Transcribe the full listing below exactly.

-=-=-=-=-

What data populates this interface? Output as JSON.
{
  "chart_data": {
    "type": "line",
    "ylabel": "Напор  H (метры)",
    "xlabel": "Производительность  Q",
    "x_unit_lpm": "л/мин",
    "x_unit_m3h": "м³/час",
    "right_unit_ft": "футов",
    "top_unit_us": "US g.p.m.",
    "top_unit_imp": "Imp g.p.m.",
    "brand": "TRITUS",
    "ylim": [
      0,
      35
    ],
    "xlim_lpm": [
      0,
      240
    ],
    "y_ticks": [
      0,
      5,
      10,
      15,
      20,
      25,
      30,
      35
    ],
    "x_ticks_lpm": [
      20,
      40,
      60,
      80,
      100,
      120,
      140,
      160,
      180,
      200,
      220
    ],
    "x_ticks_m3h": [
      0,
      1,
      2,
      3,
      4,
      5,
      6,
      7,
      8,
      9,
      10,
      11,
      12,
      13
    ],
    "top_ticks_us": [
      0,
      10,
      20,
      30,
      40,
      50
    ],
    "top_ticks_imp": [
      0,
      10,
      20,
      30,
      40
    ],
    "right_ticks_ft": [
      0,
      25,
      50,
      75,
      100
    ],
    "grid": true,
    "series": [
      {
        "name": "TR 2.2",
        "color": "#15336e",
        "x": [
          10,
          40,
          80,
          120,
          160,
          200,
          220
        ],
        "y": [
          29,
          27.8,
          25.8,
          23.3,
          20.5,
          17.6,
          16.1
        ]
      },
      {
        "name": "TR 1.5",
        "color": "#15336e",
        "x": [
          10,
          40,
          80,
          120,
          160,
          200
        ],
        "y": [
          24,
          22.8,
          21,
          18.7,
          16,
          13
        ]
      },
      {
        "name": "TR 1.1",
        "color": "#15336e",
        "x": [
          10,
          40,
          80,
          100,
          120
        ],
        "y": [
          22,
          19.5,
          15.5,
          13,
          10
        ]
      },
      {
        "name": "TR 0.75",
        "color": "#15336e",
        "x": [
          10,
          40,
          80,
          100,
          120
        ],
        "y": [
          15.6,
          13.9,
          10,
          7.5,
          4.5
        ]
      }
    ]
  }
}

-=-=-=-=-

OUTPUT OF THE EXERCISE |
What data populates this interface? Output as JSON.
{
  "chart_data": {
    "type": "line",
    "ylabel": "Напор  H (метры)",
    "xlabel": "Производительность  Q",
    "x_unit_lpm": "л/мин",
    "x_unit_m3h": "м³/час",
    "right_unit_ft": "футов",
    "top_unit_us": "US g.p.m.",
    "top_unit_imp": "Imp g.p.m.",
    "brand": "TRITUS",
    "ylim": [
      0,
      35
    ],
    "xlim_lpm": [
      0,
      240
    ],
    "y_ticks": [
      0,
      5,
      10,
      15,
      20,
      25,
      30,
      35
    ],
    "x_ticks_lpm": [
      20,
      40,
      60,
      80,
      100,
      120,
      140,
      160,
      180,
      200,
      220
    ],
    "x_ticks_m3h": [
      0,
      1,
      2,
      3,
      4,
      5,
      6,
      7,
      8,
      9,
      10,
      11,
      12,
      13
    ],
    "top_ticks_us": [
      0,
      10,
      20,
      30,
      40,
      50
    ],
    "top_ticks_imp": [
      0,
      10,
      20,
      30,
      40
    ],
    "right_ticks_ft": [
      0,
      25,
      50,
      75,
      100
    ],
    "grid": true,
    "series": [
      {
        "name": "TR 2.2",
        "color": "#15336e",
        "x": [
          10,
          40,
          80,
          120,
          160,
          200,
          220
        ],
        "y": [
          29,
          27.8,
          25.8,
          23.3,
          20.5,
          17.6,
          16.1
        ]
      },
      {
        "name": "TR 1.5",
        "color": "#15336e",
        "x": [
          10,
          40,
          80,
          120,
          160,
          200
        ],
        "y": [
          24,
          22.8,
          21,
          18.7,
          16,
          13
        ]
      },
      {
        "name": "TR 1.1",
        "color": "#15336e",
        "x": [
          10,
          40,
          80,
          100,
          120
        ],
        "y": [
          22,
          19.5,
          15.5,
          13,
          10
        ]
      },
      {
        "name": "TR 0.75",
        "color": "#15336e",
        "x": [
          10,
          40,
          80,
          100,
          120
        ],
        "y": [
          15.6,
          13.9,
          10,
          7.5,
          4.5
        ]
      }
    ]
  }
}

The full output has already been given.